=== RECORDS FOR THIS TASK ===

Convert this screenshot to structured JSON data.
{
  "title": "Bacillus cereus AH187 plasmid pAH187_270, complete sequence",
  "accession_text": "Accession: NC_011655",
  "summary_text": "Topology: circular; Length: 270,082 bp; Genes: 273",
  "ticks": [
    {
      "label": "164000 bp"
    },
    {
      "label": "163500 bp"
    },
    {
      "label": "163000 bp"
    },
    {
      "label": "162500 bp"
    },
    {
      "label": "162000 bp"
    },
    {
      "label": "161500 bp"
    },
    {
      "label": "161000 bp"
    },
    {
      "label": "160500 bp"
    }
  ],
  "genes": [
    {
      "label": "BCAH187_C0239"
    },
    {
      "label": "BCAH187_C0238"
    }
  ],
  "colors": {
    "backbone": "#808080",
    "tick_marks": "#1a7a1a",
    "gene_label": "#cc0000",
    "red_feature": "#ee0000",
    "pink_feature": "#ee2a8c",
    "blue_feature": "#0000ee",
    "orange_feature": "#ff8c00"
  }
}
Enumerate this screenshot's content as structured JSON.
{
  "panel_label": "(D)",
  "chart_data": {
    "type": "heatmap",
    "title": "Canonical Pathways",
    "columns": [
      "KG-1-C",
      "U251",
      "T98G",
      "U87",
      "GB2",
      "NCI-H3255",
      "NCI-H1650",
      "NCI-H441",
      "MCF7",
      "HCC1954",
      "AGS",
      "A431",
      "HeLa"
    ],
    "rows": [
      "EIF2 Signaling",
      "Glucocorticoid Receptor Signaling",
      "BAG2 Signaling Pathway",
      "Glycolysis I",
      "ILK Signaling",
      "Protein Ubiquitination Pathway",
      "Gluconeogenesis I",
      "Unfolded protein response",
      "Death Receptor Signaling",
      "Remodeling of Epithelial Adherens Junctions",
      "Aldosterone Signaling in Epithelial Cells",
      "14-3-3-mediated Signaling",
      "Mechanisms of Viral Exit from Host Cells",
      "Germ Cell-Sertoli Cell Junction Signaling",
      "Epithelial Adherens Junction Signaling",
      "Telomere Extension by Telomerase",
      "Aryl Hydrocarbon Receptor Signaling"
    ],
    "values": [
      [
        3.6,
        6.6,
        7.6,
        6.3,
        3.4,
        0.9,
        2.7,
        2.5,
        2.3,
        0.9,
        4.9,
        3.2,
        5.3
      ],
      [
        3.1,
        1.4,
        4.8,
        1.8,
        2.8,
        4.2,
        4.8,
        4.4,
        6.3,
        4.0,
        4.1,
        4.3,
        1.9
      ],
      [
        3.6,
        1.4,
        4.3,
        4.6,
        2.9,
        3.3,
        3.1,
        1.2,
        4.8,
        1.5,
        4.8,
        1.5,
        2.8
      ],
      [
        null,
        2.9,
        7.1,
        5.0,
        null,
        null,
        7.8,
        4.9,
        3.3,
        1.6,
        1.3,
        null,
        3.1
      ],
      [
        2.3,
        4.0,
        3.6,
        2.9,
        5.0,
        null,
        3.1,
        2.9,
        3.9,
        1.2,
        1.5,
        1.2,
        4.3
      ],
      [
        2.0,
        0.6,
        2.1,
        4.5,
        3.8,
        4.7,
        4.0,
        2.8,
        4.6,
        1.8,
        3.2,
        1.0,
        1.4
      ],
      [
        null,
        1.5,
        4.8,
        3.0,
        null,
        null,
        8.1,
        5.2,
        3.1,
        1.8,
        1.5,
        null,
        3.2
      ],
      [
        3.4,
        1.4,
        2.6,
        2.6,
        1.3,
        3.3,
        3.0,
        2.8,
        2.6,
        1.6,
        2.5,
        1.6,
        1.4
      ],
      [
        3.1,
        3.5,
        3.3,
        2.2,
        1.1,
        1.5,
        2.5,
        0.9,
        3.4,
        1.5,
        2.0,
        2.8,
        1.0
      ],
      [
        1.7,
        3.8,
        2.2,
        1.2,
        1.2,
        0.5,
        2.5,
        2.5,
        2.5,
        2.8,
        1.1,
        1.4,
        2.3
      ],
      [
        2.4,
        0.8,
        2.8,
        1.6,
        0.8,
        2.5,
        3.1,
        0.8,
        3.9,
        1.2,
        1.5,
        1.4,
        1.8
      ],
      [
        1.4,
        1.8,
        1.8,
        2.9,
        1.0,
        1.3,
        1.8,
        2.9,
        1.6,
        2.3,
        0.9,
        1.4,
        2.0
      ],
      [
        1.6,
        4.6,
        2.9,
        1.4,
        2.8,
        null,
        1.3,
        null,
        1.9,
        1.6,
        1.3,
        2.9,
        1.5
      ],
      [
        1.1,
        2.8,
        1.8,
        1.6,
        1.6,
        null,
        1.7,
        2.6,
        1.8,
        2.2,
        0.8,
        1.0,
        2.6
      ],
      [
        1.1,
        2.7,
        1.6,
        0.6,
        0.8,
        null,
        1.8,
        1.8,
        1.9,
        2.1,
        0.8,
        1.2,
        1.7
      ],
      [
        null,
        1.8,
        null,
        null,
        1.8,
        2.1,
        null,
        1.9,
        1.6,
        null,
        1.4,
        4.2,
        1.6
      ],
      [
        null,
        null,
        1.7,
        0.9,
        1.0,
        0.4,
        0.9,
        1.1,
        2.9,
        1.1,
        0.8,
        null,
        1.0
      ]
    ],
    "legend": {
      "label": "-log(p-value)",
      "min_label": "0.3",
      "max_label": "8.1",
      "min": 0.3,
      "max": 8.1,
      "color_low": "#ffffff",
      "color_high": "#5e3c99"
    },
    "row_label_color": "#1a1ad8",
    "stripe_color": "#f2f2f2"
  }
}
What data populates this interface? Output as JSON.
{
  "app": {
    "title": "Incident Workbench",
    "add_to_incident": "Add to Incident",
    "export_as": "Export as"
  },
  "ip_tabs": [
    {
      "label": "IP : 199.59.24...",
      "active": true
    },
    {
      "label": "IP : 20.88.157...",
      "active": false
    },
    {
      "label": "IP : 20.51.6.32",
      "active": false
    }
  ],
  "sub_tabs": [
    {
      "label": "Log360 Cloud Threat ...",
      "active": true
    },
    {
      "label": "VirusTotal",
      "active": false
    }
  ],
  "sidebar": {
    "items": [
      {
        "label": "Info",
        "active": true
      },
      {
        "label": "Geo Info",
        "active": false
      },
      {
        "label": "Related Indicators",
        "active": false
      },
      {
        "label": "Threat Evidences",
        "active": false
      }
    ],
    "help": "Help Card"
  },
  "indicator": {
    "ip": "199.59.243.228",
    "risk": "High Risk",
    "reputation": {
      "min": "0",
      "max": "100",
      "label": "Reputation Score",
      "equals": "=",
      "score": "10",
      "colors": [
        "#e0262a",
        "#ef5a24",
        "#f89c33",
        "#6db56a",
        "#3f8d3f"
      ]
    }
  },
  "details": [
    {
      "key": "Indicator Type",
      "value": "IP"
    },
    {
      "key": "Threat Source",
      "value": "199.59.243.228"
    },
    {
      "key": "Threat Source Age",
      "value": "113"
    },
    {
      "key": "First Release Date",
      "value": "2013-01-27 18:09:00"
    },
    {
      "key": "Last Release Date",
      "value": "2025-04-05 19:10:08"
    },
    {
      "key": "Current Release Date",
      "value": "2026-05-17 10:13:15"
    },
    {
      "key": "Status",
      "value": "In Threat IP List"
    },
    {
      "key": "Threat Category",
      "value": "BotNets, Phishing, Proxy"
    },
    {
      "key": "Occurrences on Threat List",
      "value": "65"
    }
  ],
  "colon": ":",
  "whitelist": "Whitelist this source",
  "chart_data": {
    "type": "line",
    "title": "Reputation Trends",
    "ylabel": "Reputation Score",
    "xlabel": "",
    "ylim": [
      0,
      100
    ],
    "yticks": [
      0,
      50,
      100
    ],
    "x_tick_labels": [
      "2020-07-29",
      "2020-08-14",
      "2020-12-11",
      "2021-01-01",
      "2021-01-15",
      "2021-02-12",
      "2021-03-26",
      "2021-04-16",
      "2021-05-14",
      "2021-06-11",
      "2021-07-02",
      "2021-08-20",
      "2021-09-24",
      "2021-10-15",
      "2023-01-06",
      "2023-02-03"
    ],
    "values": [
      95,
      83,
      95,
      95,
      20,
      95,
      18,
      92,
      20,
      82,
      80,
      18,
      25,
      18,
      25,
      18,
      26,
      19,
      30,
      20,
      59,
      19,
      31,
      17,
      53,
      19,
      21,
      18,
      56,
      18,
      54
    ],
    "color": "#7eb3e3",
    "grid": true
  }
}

===

_EXERCISE PROMPT:_
In the records above, locate every line with the string "Signaling" and copy it.

_TASK ANSWER:_
      "EIF2 Signaling",
      "Glucocorticoid Receptor Signaling",
      "BAG2 Signaling Pathway",
      "ILK Signaling",
      "Death Receptor Signaling",
      "Aldosterone Signaling in Epithelial Cells",
      "14-3-3-mediated Signaling",
      "Germ Cell-Sertoli Cell Junction Signaling",
      "Epithelial Adherens Junction Signaling",
      "Aryl Hydrocarbon Receptor Signaling"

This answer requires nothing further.